#### Goal:
Transcribe every line of the records verbatim.

--- BEGIN Data provided ---

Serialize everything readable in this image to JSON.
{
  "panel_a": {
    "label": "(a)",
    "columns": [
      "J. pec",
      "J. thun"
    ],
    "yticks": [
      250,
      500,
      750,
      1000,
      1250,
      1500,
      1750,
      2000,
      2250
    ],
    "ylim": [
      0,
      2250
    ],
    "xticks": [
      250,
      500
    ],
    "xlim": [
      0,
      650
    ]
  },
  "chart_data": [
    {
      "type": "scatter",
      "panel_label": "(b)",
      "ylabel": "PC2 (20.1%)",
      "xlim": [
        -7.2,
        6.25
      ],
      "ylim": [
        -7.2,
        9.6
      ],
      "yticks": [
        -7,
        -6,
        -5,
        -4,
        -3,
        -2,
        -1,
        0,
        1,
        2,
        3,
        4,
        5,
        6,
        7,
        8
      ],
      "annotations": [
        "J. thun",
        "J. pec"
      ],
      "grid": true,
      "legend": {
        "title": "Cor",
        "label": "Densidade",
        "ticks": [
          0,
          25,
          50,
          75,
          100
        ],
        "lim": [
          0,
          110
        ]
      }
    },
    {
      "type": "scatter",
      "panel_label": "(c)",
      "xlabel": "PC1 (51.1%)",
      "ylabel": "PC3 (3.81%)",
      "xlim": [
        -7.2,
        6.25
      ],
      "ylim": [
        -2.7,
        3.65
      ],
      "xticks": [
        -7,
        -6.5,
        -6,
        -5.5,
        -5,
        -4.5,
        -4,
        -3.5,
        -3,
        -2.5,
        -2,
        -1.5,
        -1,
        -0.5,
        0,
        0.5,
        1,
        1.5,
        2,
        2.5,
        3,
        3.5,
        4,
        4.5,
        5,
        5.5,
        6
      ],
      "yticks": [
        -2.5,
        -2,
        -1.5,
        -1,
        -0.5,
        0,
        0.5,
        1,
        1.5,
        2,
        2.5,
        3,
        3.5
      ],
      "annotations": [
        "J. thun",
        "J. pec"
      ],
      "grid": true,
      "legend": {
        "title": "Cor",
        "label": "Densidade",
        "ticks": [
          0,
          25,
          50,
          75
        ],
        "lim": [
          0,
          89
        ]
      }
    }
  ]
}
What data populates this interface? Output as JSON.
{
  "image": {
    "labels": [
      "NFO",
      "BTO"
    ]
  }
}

--- END Data provided ---

#### Complete answer:
Serialize everything readable in this image to JSON.
{
  "panel_a": {
    "label": "(a)",
    "columns": [
      "J. pec",
      "J. thun"
    ],
    "yticks": [
      250,
      500,
      750,
      1000,
      1250,
      1500,
      1750,
      2000,
      2250
    ],
    "ylim": [
      0,
      2250
    ],
    "xticks": [
      250,
      500
    ],
    "xlim": [
      0,
      650
    ]
  },
  "chart_data": [
    {
      "type": "scatter",
      "panel_label": "(b)",
      "ylabel": "PC2 (20.1%)",
      "xlim": [
        -7.2,
        6.25
      ],
      "ylim": [
        -7.2,
        9.6
      ],
      "yticks": [
        -7,
        -6,
        -5,
        -4,
        -3,
        -2,
        -1,
        0,
        1,
        2,
        3,
        4,
        5,
        6,
        7,
        8
      ],
      "annotations": [
        "J. thun",
        "J. pec"
      ],
      "grid": true,
      "legend": {
        "title": "Cor",
        "label": "Densidade",
        "ticks": [
          0,
          25,
          50,
          75,
          100
        ],
        "lim": [
          0,
          110
        ]
      }
    },
    {
      "type": "scatter",
      "panel_label": "(c)",
      "xlabel": "PC1 (51.1%)",
      "ylabel": "PC3 (3.81%)",
      "xlim": [
        -7.2,
        6.25
      ],
      "ylim": [
        -2.7,
        3.65
      ],
      "xticks": [
        -7,
        -6.5,
        -6,
        -5.5,
        -5,
        -4.5,
        -4,
        -3.5,
        -3,
        -2.5,
        -2,
        -1.5,
        -1,
        -0.5,
        0,
        0.5,
        1,
        1.5,
        2,
        2.5,
        3,
        3.5,
        4,
        4.5,
        5,
        5.5,
        6
      ],
      "yticks": [
        -2.5,
        -2,
        -1.5,
        -1,
        -0.5,
        0,
        0.5,
        1,
        1.5,
        2,
        2.5,
        3,
        3.5
      ],
      "annotations": [
        "J. thun",
        "J. pec"
      ],
      "grid": true,
      "legend": {
        "title": "Cor",
        "label": "Densidade",
        "ticks": [
          0,
          25,
          50,
          75
        ],
        "lim": [
          0,
          89
        ]
      }
    }
  ]
}
What data populates this interface? Output as JSON.
{
  "image": {
    "labels": [
      "NFO",
      "BTO"
    ]
  }
}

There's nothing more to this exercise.